*Task description*
Go through the material and write it all out exactly, minus the pictures.

*Data lines*
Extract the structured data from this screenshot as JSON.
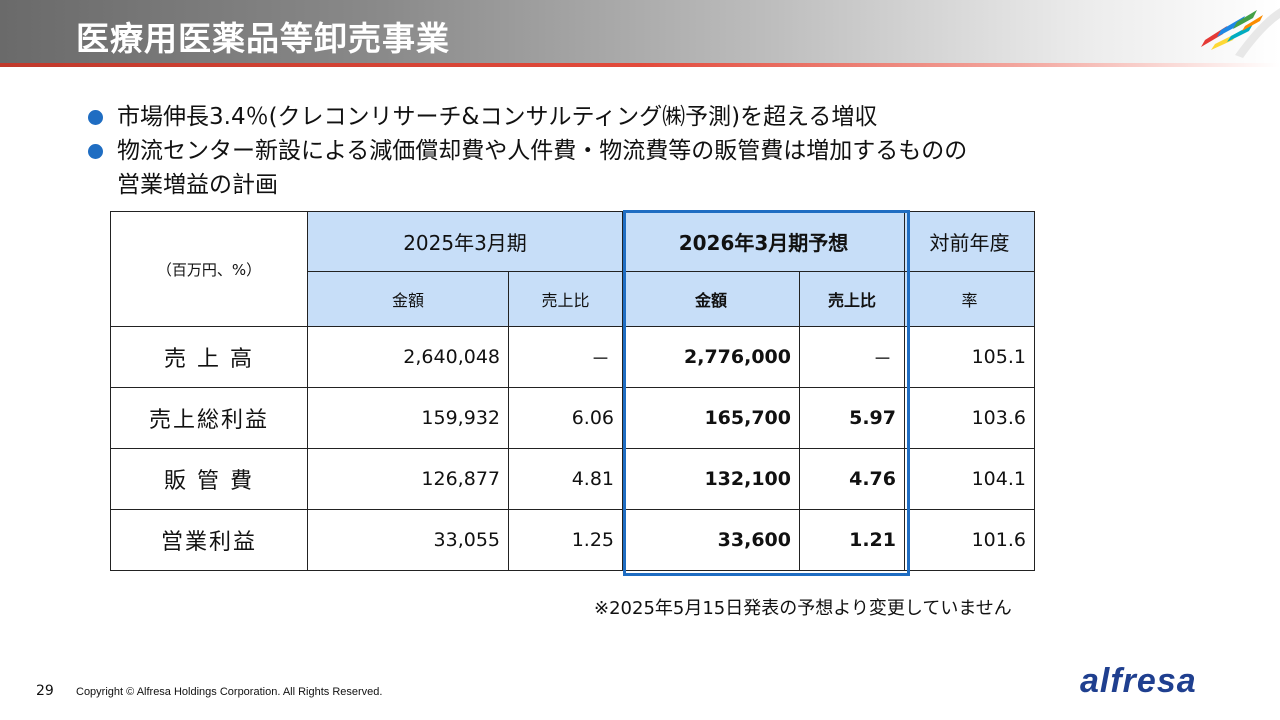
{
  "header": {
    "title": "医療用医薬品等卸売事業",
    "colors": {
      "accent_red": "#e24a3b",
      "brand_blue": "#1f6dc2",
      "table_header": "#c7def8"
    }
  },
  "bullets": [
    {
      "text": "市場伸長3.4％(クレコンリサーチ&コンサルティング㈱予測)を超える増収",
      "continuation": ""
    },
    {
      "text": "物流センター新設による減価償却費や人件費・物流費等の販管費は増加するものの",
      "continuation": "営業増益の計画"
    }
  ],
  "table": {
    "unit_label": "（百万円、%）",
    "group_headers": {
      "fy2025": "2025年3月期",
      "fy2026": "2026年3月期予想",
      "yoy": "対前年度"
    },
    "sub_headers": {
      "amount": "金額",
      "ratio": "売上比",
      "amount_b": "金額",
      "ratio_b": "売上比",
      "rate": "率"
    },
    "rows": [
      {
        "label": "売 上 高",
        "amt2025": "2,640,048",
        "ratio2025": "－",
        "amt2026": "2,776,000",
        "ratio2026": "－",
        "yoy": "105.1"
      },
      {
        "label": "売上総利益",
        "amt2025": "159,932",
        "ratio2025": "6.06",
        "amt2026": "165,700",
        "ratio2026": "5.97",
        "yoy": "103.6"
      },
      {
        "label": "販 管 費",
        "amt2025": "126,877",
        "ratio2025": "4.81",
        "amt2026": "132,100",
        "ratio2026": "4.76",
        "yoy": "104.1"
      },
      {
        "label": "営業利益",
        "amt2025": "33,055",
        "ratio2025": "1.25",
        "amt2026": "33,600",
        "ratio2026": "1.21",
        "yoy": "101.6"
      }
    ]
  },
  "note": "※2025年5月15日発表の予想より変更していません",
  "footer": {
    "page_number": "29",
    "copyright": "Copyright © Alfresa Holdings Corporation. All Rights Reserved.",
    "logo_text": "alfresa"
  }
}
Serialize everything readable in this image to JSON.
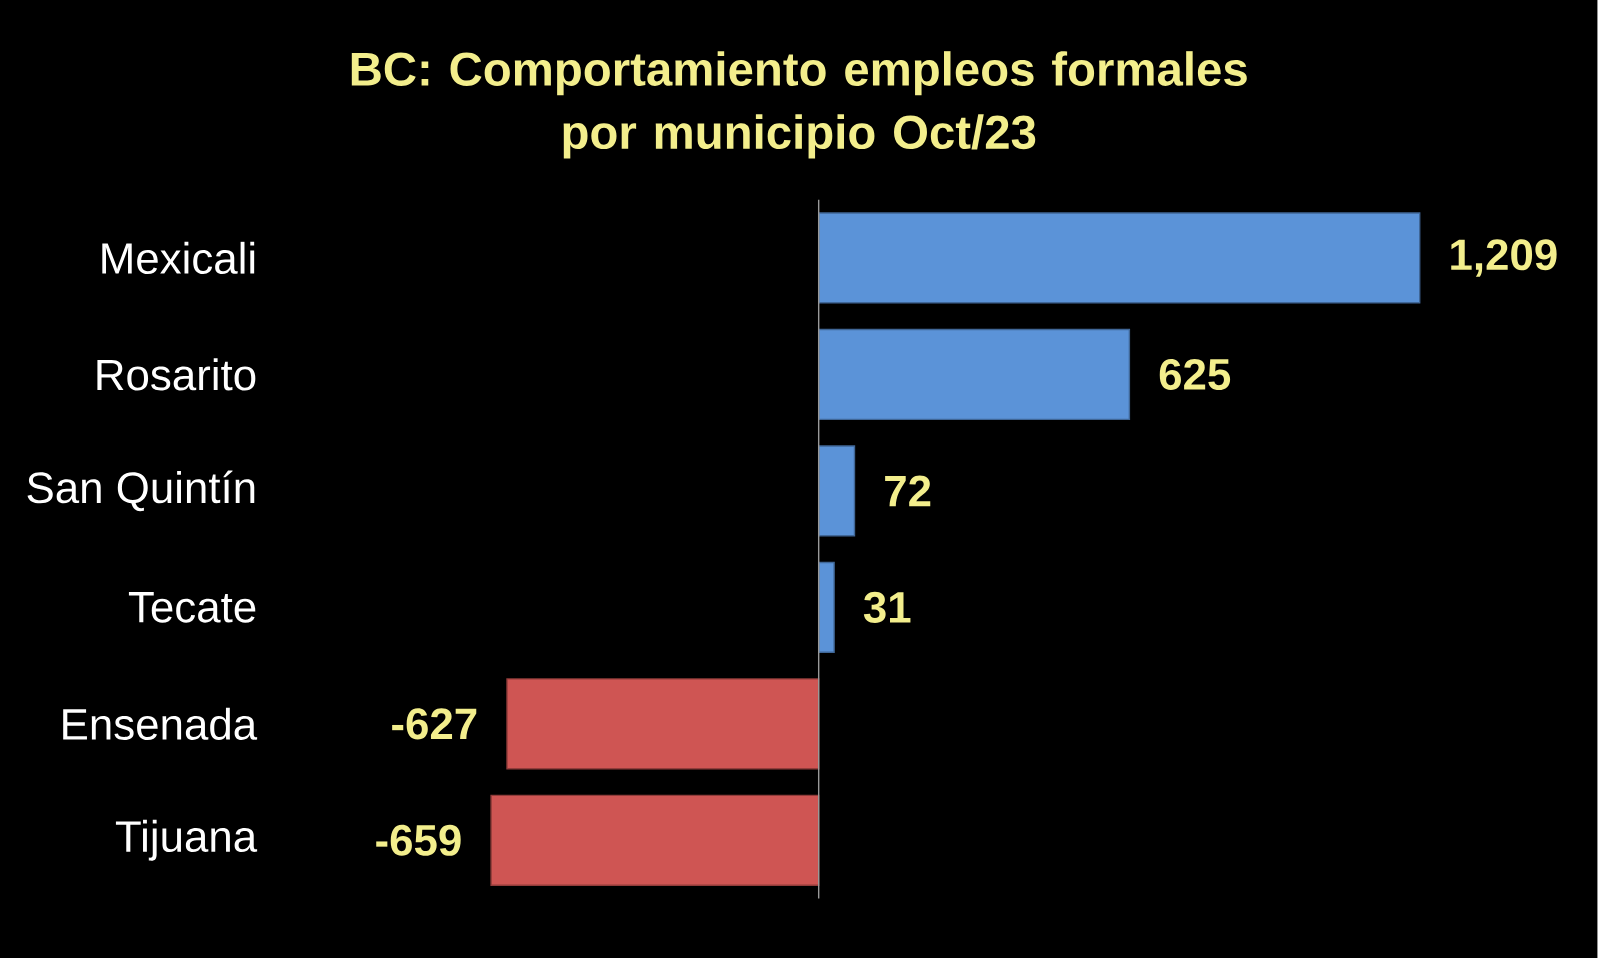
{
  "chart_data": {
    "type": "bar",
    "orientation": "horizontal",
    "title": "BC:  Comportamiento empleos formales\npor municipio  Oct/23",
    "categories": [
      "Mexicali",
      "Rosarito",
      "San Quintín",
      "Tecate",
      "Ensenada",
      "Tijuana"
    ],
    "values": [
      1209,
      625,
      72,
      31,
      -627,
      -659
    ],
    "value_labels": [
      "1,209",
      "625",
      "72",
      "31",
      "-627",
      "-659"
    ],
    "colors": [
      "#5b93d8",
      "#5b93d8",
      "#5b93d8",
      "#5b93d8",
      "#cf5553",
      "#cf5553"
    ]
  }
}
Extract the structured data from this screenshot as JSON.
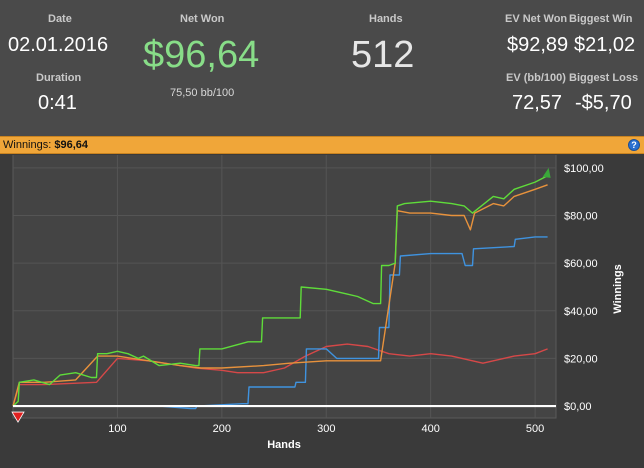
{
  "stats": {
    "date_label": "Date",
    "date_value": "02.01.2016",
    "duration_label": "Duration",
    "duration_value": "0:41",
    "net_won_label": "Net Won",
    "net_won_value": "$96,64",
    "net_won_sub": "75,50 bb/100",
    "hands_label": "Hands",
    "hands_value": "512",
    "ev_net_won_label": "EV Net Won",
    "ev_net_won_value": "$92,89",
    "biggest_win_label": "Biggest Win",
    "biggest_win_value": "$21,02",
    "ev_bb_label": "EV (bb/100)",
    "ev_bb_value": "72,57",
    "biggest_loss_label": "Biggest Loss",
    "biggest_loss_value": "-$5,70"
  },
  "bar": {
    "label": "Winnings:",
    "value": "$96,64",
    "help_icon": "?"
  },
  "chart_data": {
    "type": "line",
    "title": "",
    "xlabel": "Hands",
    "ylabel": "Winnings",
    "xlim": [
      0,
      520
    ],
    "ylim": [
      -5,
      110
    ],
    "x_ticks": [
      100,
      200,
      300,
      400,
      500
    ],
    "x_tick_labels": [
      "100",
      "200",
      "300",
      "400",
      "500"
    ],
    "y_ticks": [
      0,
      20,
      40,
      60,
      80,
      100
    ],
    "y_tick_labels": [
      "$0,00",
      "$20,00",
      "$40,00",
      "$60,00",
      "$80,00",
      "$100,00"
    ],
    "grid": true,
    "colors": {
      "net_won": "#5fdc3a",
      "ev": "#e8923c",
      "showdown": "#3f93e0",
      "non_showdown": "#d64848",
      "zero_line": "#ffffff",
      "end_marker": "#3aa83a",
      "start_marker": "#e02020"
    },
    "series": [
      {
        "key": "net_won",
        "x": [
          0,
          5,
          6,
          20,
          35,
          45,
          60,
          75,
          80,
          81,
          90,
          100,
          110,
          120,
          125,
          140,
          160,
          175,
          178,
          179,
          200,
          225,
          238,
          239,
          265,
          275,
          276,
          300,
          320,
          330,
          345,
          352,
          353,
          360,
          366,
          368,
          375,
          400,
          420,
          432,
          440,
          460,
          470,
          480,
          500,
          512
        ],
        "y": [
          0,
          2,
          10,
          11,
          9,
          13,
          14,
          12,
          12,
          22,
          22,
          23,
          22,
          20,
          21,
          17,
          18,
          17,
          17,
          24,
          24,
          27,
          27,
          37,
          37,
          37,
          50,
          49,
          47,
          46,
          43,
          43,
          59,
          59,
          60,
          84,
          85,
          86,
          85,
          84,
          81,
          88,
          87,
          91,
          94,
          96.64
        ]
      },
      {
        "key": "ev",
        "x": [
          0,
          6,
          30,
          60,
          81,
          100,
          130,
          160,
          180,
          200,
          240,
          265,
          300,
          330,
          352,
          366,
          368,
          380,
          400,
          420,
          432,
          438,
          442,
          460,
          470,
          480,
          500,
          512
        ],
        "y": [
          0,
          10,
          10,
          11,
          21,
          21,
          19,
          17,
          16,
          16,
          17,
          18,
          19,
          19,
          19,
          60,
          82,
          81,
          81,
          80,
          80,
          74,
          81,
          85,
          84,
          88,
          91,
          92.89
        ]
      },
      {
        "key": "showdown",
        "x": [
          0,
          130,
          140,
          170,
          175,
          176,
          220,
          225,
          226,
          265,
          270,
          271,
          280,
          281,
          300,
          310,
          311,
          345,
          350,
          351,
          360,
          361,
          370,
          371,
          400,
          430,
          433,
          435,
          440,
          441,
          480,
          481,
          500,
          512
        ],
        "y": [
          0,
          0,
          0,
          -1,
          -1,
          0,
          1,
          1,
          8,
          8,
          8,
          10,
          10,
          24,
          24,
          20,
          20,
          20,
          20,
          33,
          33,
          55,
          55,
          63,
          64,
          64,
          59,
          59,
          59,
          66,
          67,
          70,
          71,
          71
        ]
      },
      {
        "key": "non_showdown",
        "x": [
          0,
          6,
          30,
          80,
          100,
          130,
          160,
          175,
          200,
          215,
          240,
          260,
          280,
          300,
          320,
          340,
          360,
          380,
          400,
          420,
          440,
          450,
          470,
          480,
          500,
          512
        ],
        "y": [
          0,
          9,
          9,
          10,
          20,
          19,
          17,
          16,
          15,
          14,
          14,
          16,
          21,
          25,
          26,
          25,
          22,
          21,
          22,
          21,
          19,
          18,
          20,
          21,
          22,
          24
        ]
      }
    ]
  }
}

*Result below*
Extract the structured data from this screenshot as JSON.
{
  "header": {
    "title": "医療用医薬品等卸売事業",
    "colors": {
      "accent_red": "#e24a3b",
      "brand_blue": "#1f6dc2",
      "table_header": "#c7def8"
    }
  },
  "bullets": [
    {
      "text": "市場伸長3.4％(クレコンリサーチ&コンサルティング㈱予測)を超える増収",
      "continuation": ""
    },
    {
      "text": "物流センター新設による減価償却費や人件費・物流費等の販管費は増加するものの",
      "continuation": "営業増益の計画"
    }
  ],
  "table": {
    "unit_label": "（百万円、%）",
    "group_headers": {
      "fy2025": "2025年3月期",
      "fy2026": "2026年3月期予想",
      "yoy": "対前年度"
    },
    "sub_headers": {
      "amount": "金額",
      "ratio": "売上比",
      "amount_b": "金額",
      "ratio_b": "売上比",
      "rate": "率"
    },
    "rows": [
      {
        "label": "売 上 高",
        "amt2025": "2,640,048",
        "ratio2025": "－",
        "amt2026": "2,776,000",
        "ratio2026": "－",
        "yoy": "105.1"
      },
      {
        "label": "売上総利益",
        "amt2025": "159,932",
        "ratio2025": "6.06",
        "amt2026": "165,700",
        "ratio2026": "5.97",
        "yoy": "103.6"
      },
      {
        "label": "販 管 費",
        "amt2025": "126,877",
        "ratio2025": "4.81",
        "amt2026": "132,100",
        "ratio2026": "4.76",
        "yoy": "104.1"
      },
      {
        "label": "営業利益",
        "amt2025": "33,055",
        "ratio2025": "1.25",
        "amt2026": "33,600",
        "ratio2026": "1.21",
        "yoy": "101.6"
      }
    ]
  },
  "note": "※2025年5月15日発表の予想より変更していません",
  "footer": {
    "page_number": "29",
    "copyright": "Copyright © Alfresa Holdings Corporation. All Rights Reserved.",
    "logo_text": "alfresa"
  }
}
Serialize everything readable in this image to JSON.
{
  "chart_data": {
    "type": "bar",
    "orientation": "horizontal",
    "title": "BC:  Comportamiento empleos formales\npor municipio  Oct/23",
    "categories": [
      "Mexicali",
      "Rosarito",
      "San Quintín",
      "Tecate",
      "Ensenada",
      "Tijuana"
    ],
    "values": [
      1209,
      625,
      72,
      31,
      -627,
      -659
    ],
    "value_labels": [
      "1,209",
      "625",
      "72",
      "31",
      "-627",
      "-659"
    ],
    "colors": [
      "#5b93d8",
      "#5b93d8",
      "#5b93d8",
      "#5b93d8",
      "#cf5553",
      "#cf5553"
    ]
  }
}
Extract the structured data from this screenshot as JSON.
{
  "stats": {
    "date_label": "Date",
    "date_value": "02.01.2016",
    "duration_label": "Duration",
    "duration_value": "0:41",
    "net_won_label": "Net Won",
    "net_won_value": "$96,64",
    "net_won_sub": "75,50 bb/100",
    "hands_label": "Hands",
    "hands_value": "512",
    "ev_net_won_label": "EV Net Won",
    "ev_net_won_value": "$92,89",
    "biggest_win_label": "Biggest Win",
    "biggest_win_value": "$21,02",
    "ev_bb_label": "EV (bb/100)",
    "ev_bb_value": "72,57",
    "biggest_loss_label": "Biggest Loss",
    "biggest_loss_value": "-$5,70"
  },
  "bar": {
    "label": "Winnings:",
    "value": "$96,64",
    "help_icon": "?"
  },
  "chart_data": {
    "type": "line",
    "title": "",
    "xlabel": "Hands",
    "ylabel": "Winnings",
    "xlim": [
      0,
      520
    ],
    "ylim": [
      -5,
      110
    ],
    "x_ticks": [
      100,
      200,
      300,
      400,
      500
    ],
    "x_tick_labels": [
      "100",
      "200",
      "300",
      "400",
      "500"
    ],
    "y_ticks": [
      0,
      20,
      40,
      60,
      80,
      100
    ],
    "y_tick_labels": [
      "$0,00",
      "$20,00",
      "$40,00",
      "$60,00",
      "$80,00",
      "$100,00"
    ],
    "grid": true,
    "colors": {
      "net_won": "#5fdc3a",
      "ev": "#e8923c",
      "showdown": "#3f93e0",
      "non_showdown": "#d64848",
      "zero_line": "#ffffff",
      "end_marker": "#3aa83a",
      "start_marker": "#e02020"
    },
    "series": [
      {
        "key": "net_won",
        "x": [
          0,
          5,
          6,
          20,
          35,
          45,
          60,
          75,
          80,
          81,
          90,
          100,
          110,
          120,
          125,
          140,
          160,
          175,
          178,
          179,
          200,
          225,
          238,
          239,
          265,
          275,
          276,
          300,
          320,
          330,
          345,
          352,
          353,
          360,
          366,
          368,
          375,
          400,
          420,
          432,
          440,
          460,
          470,
          480,
          500,
          512
        ],
        "y": [
          0,
          2,
          10,
          11,
          9,
          13,
          14,
          12,
          12,
          22,
          22,
          23,
          22,
          20,
          21,
          17,
          18,
          17,
          17,
          24,
          24,
          27,
          27,
          37,
          37,
          37,
          50,
          49,
          47,
          46,
          43,
          43,
          59,
          59,
          60,
          84,
          85,
          86,
          85,
          84,
          81,
          88,
          87,
          91,
          94,
          96.64
        ]
      },
      {
        "key": "ev",
        "x": [
          0,
          6,
          30,
          60,
          81,
          100,
          130,
          160,
          180,
          200,
          240,
          265,
          300,
          330,
          352,
          366,
          368,
          380,
          400,
          420,
          432,
          438,
          442,
          460,
          470,
          480,
          500,
          512
        ],
        "y": [
          0,
          10,
          10,
          11,
          21,
          21,
          19,
          17,
          16,
          16,
          17,
          18,
          19,
          19,
          19,
          60,
          82,
          81,
          81,
          80,
          80,
          74,
          81,
          85,
          84,
          88,
          91,
          92.89
        ]
      },
      {
        "key": "showdown",
        "x": [
          0,
          130,
          140,
          170,
          175,
          176,
          220,
          225,
          226,
          265,
          270,
          271,
          280,
          281,
          300,
          310,
          311,
          345,
          350,
          351,
          360,
          361,
          370,
          371,
          400,
          430,
          433,
          435,
          440,
          441,
          480,
          481,
          500,
          512
        ],
        "y": [
          0,
          0,
          0,
          -1,
          -1,
          0,
          1,
          1,
          8,
          8,
          8,
          10,
          10,
          24,
          24,
          20,
          20,
          20,
          20,
          33,
          33,
          55,
          55,
          63,
          64,
          64,
          59,
          59,
          59,
          66,
          67,
          70,
          71,
          71
        ]
      },
      {
        "key": "non_showdown",
        "x": [
          0,
          6,
          30,
          80,
          100,
          130,
          160,
          175,
          200,
          215,
          240,
          260,
          280,
          300,
          320,
          340,
          360,
          380,
          400,
          420,
          440,
          450,
          470,
          480,
          500,
          512
        ],
        "y": [
          0,
          9,
          9,
          10,
          20,
          19,
          17,
          16,
          15,
          14,
          14,
          16,
          21,
          25,
          26,
          25,
          22,
          21,
          22,
          21,
          19,
          18,
          20,
          21,
          22,
          24
        ]
      }
    ]
  }
}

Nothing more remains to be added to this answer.